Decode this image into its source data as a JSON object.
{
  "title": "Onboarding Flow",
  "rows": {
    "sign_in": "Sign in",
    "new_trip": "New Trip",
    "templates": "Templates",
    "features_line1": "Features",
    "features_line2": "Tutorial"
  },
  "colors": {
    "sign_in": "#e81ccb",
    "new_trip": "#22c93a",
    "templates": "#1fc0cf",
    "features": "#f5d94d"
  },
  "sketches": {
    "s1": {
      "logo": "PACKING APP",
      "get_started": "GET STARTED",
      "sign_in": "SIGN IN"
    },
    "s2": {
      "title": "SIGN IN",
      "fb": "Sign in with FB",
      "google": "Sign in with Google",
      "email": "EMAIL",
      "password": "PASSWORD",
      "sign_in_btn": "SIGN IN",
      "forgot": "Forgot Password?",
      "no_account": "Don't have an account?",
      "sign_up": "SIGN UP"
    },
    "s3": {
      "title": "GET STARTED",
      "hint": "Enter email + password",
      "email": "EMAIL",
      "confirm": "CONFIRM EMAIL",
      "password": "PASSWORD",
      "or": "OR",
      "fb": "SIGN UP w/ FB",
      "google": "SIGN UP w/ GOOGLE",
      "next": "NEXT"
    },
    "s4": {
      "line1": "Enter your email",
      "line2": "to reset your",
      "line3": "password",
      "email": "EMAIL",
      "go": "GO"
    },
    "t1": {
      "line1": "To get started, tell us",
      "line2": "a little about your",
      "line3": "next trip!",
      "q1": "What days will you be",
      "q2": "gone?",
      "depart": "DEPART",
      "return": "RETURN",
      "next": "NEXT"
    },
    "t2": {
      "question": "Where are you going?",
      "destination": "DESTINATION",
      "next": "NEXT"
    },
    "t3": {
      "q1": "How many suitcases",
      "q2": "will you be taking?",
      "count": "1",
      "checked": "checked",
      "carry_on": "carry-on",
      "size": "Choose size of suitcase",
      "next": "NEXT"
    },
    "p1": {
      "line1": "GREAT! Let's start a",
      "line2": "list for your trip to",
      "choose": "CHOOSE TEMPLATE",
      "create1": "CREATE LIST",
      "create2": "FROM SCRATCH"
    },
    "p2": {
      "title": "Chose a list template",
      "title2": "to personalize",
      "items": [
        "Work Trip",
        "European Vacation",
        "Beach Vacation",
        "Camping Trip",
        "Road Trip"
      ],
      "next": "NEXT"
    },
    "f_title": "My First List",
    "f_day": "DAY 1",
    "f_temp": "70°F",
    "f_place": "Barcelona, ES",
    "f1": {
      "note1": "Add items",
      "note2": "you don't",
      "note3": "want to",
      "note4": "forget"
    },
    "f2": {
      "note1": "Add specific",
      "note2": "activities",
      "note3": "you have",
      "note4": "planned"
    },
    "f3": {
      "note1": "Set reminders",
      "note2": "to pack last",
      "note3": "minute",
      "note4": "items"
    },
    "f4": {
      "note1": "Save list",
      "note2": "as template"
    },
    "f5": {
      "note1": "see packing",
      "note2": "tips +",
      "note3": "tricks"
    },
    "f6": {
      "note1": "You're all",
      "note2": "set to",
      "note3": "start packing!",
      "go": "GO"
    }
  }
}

....

**TASK OBJECTIVE:** Return the listing above in its exact form.

**TASK RESPONSE:**
Decode this image into its source data as a JSON object.
{
  "title": "Onboarding Flow",
  "rows": {
    "sign_in": "Sign in",
    "new_trip": "New Trip",
    "templates": "Templates",
    "features_line1": "Features",
    "features_line2": "Tutorial"
  },
  "colors": {
    "sign_in": "#e81ccb",
    "new_trip": "#22c93a",
    "templates": "#1fc0cf",
    "features": "#f5d94d"
  },
  "sketches": {
    "s1": {
      "logo": "PACKING APP",
      "get_started": "GET STARTED",
      "sign_in": "SIGN IN"
    },
    "s2": {
      "title": "SIGN IN",
      "fb": "Sign in with FB",
      "google": "Sign in with Google",
      "email": "EMAIL",
      "password": "PASSWORD",
      "sign_in_btn": "SIGN IN",
      "forgot": "Forgot Password?",
      "no_account": "Don't have an account?",
      "sign_up": "SIGN UP"
    },
    "s3": {
      "title": "GET STARTED",
      "hint": "Enter email + password",
      "email": "EMAIL",
      "confirm": "CONFIRM EMAIL",
      "password": "PASSWORD",
      "or": "OR",
      "fb": "SIGN UP w/ FB",
      "google": "SIGN UP w/ GOOGLE",
      "next": "NEXT"
    },
    "s4": {
      "line1": "Enter your email",
      "line2": "to reset your",
      "line3": "password",
      "email": "EMAIL",
      "go": "GO"
    },
    "t1": {
      "line1": "To get started, tell us",
      "line2": "a little about your",
      "line3": "next trip!",
      "q1": "What days will you be",
      "q2": "gone?",
      "depart": "DEPART",
      "return": "RETURN",
      "next": "NEXT"
    },
    "t2": {
      "question": "Where are you going?",
      "destination": "DESTINATION",
      "next": "NEXT"
    },
    "t3": {
      "q1": "How many suitcases",
      "q2": "will you be taking?",
      "count": "1",
      "checked": "checked",
      "carry_on": "carry-on",
      "size": "Choose size of suitcase",
      "next": "NEXT"
    },
    "p1": {
      "line1": "GREAT! Let's start a",
      "line2": "list for your trip to",
      "choose": "CHOOSE TEMPLATE",
      "create1": "CREATE LIST",
      "create2": "FROM SCRATCH"
    },
    "p2": {
      "title": "Chose a list template",
      "title2": "to personalize",
      "items": [
        "Work Trip",
        "European Vacation",
        "Beach Vacation",
        "Camping Trip",
        "Road Trip"
      ],
      "next": "NEXT"
    },
    "f_title": "My First List",
    "f_day": "DAY 1",
    "f_temp": "70°F",
    "f_place": "Barcelona, ES",
    "f1": {
      "note1": "Add items",
      "note2": "you don't",
      "note3": "want to",
      "note4": "forget"
    },
    "f2": {
      "note1": "Add specific",
      "note2": "activities",
      "note3": "you have",
      "note4": "planned"
    },
    "f3": {
      "note1": "Set reminders",
      "note2": "to pack last",
      "note3": "minute",
      "note4": "items"
    },
    "f4": {
      "note1": "Save list",
      "note2": "as template"
    },
    "f5": {
      "note1": "see packing",
      "note2": "tips +",
      "note3": "tricks"
    },
    "f6": {
      "note1": "You're all",
      "note2": "set to",
      "note3": "start packing!",
      "go": "GO"
    }
  }
}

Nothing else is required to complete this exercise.